Collected data entries:

□ □ □ □

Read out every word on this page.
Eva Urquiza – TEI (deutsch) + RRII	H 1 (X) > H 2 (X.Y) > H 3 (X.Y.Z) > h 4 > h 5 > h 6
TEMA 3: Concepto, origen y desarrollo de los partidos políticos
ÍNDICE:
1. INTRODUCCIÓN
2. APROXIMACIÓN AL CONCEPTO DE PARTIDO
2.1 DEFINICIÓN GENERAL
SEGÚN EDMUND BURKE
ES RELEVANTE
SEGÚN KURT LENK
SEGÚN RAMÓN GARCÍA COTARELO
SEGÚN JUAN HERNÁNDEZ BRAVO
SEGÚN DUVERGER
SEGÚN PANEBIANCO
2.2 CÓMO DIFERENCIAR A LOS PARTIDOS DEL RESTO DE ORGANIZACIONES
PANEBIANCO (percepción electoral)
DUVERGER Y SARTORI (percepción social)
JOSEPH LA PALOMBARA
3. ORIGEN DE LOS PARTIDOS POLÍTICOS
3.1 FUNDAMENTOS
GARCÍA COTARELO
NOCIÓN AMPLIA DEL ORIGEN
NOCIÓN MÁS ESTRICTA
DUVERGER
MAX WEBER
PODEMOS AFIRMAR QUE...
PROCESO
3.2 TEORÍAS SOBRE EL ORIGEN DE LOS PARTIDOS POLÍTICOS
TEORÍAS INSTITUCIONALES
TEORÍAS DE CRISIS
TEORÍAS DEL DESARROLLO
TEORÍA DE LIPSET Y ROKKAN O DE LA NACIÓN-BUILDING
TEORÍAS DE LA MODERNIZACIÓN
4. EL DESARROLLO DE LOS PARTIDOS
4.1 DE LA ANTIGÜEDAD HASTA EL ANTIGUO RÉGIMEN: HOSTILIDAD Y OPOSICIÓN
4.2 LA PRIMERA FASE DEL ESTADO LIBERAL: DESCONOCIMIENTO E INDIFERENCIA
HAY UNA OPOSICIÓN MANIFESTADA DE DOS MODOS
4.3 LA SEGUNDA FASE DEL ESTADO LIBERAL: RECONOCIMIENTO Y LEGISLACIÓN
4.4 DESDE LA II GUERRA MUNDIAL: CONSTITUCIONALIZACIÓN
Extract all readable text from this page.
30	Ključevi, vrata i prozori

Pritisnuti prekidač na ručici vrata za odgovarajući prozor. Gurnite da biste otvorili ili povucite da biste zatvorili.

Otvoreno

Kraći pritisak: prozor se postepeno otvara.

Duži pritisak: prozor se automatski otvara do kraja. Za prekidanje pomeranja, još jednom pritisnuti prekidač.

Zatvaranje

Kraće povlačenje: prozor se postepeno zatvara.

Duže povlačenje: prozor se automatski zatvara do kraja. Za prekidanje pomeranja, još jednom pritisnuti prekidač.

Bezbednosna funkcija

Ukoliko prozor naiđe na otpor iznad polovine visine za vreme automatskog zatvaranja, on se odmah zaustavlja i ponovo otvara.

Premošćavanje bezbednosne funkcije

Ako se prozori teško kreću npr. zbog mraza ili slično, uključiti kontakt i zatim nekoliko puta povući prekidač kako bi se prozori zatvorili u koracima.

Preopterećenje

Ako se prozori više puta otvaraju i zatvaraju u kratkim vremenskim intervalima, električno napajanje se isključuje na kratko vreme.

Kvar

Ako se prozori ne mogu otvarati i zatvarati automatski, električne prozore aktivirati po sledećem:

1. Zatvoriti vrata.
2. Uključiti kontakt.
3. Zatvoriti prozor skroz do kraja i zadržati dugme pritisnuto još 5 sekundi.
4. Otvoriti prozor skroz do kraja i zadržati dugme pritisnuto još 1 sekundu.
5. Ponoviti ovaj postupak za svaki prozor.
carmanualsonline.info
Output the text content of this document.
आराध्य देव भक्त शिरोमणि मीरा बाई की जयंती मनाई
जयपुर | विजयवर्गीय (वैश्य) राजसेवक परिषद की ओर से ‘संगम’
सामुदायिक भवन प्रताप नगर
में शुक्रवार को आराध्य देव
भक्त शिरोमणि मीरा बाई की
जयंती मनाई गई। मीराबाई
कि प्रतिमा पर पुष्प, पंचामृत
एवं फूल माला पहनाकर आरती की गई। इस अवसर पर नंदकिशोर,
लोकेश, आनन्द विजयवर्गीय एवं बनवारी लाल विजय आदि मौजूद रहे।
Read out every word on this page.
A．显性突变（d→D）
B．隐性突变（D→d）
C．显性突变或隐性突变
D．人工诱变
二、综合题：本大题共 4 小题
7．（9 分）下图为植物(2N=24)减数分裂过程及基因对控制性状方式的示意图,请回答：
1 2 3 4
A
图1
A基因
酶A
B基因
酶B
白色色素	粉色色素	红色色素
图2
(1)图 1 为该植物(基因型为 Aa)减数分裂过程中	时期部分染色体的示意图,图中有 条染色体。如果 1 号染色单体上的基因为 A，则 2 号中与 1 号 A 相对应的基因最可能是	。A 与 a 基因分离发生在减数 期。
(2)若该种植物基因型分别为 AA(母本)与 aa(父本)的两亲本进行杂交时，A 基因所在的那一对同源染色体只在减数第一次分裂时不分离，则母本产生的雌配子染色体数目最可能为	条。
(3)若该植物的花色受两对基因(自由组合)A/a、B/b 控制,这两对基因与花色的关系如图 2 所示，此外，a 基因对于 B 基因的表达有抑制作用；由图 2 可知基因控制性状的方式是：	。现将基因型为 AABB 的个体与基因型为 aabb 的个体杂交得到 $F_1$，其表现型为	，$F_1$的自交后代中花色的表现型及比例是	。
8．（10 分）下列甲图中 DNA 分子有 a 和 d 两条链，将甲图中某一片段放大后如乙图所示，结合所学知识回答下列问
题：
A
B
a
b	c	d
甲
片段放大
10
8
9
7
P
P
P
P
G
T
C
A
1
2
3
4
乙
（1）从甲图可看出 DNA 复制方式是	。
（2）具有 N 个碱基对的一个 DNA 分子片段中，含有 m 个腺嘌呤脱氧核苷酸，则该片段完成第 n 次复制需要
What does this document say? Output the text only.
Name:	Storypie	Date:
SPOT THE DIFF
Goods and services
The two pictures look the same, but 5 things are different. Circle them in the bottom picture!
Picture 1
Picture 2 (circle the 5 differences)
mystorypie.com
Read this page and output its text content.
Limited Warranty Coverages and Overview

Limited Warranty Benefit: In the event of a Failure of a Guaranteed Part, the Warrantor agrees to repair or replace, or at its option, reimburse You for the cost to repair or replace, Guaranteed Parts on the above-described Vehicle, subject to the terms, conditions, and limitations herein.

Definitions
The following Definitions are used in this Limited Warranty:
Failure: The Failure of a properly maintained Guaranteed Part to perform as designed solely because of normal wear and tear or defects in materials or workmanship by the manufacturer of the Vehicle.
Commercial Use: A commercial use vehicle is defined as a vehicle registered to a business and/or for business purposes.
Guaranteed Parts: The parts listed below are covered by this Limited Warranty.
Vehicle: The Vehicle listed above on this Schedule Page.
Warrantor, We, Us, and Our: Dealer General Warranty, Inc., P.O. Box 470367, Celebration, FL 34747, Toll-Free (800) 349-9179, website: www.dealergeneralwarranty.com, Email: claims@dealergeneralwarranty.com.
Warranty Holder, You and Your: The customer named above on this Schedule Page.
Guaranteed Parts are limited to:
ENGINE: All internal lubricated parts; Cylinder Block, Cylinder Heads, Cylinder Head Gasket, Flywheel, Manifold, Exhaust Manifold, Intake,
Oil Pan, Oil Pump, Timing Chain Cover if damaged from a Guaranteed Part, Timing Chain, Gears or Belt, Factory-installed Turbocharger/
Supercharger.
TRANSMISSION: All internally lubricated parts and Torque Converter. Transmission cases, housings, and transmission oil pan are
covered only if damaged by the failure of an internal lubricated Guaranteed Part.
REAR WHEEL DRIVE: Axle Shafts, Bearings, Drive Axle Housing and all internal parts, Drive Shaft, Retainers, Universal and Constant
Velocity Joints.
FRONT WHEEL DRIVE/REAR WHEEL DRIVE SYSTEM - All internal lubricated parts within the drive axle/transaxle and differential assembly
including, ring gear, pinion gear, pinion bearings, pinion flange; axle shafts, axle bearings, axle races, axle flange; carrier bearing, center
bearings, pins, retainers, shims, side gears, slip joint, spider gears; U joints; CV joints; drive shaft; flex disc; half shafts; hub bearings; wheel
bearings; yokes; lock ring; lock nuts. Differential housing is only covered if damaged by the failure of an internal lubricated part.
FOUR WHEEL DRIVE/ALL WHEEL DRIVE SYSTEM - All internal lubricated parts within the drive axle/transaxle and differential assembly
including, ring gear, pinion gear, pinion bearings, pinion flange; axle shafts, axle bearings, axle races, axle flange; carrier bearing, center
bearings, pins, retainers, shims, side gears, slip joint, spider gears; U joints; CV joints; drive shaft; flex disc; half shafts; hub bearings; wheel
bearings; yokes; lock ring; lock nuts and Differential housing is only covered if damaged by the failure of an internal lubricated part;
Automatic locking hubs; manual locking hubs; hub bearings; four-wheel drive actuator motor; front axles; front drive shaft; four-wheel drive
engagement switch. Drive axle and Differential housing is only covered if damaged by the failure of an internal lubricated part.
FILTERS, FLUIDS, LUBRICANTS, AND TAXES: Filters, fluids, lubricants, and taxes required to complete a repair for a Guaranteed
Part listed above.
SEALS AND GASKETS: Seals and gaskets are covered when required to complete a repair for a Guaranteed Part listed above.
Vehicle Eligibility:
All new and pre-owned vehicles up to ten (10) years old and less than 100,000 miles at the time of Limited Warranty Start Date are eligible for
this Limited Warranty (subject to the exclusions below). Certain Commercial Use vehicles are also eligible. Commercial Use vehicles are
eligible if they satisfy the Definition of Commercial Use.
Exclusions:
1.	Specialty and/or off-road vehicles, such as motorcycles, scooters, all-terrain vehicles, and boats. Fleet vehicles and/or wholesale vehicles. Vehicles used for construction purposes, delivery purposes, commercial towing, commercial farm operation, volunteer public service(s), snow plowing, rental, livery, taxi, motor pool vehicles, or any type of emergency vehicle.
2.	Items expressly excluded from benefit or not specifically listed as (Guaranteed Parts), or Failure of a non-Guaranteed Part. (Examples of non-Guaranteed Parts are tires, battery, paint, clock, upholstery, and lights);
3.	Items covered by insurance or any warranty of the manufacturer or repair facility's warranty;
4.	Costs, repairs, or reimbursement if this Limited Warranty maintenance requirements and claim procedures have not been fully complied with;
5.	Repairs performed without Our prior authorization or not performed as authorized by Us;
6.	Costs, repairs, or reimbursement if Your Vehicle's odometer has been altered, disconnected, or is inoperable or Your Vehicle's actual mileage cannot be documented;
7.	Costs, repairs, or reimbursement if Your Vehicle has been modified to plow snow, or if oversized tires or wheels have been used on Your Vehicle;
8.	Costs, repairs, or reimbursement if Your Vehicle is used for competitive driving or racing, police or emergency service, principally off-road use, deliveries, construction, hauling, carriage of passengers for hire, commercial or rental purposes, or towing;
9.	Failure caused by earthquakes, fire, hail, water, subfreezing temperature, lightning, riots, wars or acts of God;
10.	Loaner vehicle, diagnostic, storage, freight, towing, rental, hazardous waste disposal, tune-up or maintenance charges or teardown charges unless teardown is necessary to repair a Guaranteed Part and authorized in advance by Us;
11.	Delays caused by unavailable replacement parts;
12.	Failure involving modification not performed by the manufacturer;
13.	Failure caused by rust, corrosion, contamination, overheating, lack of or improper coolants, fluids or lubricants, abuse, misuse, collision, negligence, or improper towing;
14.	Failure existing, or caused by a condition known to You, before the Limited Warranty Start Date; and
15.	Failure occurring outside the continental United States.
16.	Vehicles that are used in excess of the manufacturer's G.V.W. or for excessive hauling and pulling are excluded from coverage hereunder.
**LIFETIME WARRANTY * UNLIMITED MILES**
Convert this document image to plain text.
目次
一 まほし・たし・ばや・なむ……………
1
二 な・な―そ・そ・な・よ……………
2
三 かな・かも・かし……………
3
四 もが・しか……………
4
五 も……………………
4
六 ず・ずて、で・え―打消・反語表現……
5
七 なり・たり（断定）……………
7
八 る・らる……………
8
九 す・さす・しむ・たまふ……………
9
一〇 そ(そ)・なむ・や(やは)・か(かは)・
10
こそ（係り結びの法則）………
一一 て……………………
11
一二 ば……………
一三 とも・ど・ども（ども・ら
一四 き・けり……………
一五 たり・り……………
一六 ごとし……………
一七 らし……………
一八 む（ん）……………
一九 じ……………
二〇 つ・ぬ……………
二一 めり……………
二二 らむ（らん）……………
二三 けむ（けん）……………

□ □ □ □

What you need to do | Copy every line in the listing above where the string "OPOSICIÓN" turns up.

Exercise output |
4.1 DE LA ANTIGÜEDAD HASTA EL ANTIGUO RÉGIMEN: HOSTILIDAD Y OPOSICIÓN
HAY UNA OPOSICIÓN MANIFESTADA DE DOS MODOS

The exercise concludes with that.